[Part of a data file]
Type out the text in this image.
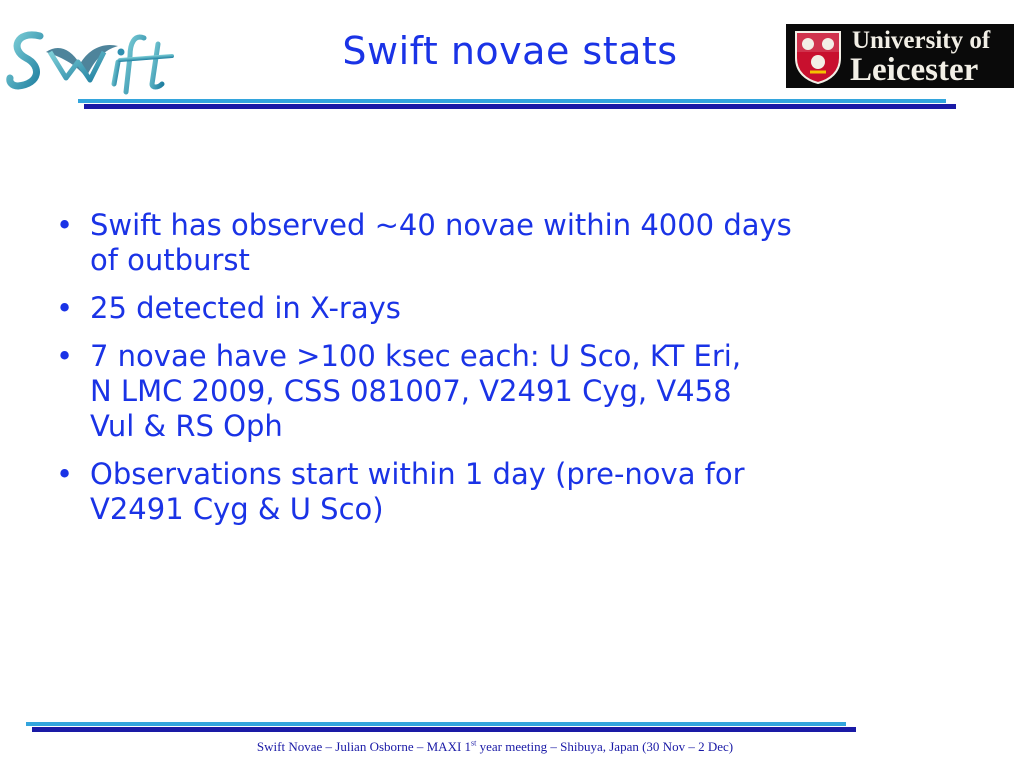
Swift novae stats	University of
Leicester
• Swift has observed ~40 novae within 4000 days
of outburst
• 25 detected in X-rays
• 7 novae have >100 ksec each: U Sco, KT Eri,
N LMC 2009, CSS 081007, V2491 Cyg, V458
Vul & RS Oph
• Observations start within 1 day (pre-nova for
V2491 Cyg & U Sco)
Swift Novae – Julian Osborne – MAXI 1st year meeting – Shibuya, Japan (30 Nov – 2 Dec)
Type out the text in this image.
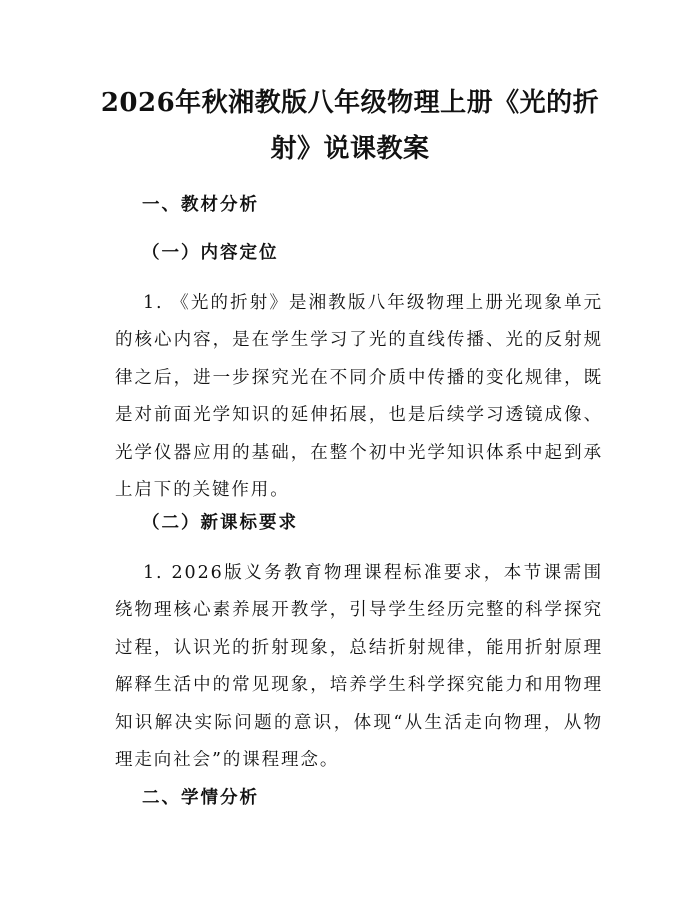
2026年秋湘教版八年级物理上册《光的折
射》说课教案
一、教材分析
（一）内容定位

1. 《光的折射》是湘教版八年级物理上册光现象单元的核心内容，是在学生学习了光的直线传播、光的反射规律之后，进一步探究光在不同介质中传播的变化规律，既是对前面光学知识的延伸拓展，也是后续学习透镜成像、光学仪器应用的基础，在整个初中光学知识体系中起到承上启下的关键作用。

（二）新课标要求

1. 2026版义务教育物理课程标准要求，本节课需围绕物理核心素养展开教学，引导学生经历完整的科学探究过程，认识光的折射现象，总结折射规律，能用折射原理解释生活中的常见现象，培养学生科学探究能力和用物理知识解决实际问题的意识，体现“从生活走向物理，从物理走向社会”的课程理念。

二、学情分析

> **REQUIREMENT**
From start to finish, output the listing exactly, but omit its pictures.

> **COMPLETE OUTPUT**
Type out the text in this image.
Swift novae stats	University of
Leicester
• Swift has observed ~40 novae within 4000 days
of outburst
• 25 detected in X-rays
• 7 novae have >100 ksec each: U Sco, KT Eri,
N LMC 2009, CSS 081007, V2491 Cyg, V458
Vul & RS Oph
• Observations start within 1 day (pre-nova for
V2491 Cyg & U Sco)
Swift Novae – Julian Osborne – MAXI 1st year meeting – Shibuya, Japan (30 Nov – 2 Dec)
Type out the text in this image.
2026年秋湘教版八年级物理上册《光的折
射》说课教案
一、教材分析
（一）内容定位

1. 《光的折射》是湘教版八年级物理上册光现象单元的核心内容，是在学生学习了光的直线传播、光的反射规律之后，进一步探究光在不同介质中传播的变化规律，既是对前面光学知识的延伸拓展，也是后续学习透镜成像、光学仪器应用的基础，在整个初中光学知识体系中起到承上启下的关键作用。

（二）新课标要求

1. 2026版义务教育物理课程标准要求，本节课需围绕物理核心素养展开教学，引导学生经历完整的科学探究过程，认识光的折射现象，总结折射规律，能用折射原理解释生活中的常见现象，培养学生科学探究能力和用物理知识解决实际问题的意识，体现“从生活走向物理，从物理走向社会”的课程理念。

二、学情分析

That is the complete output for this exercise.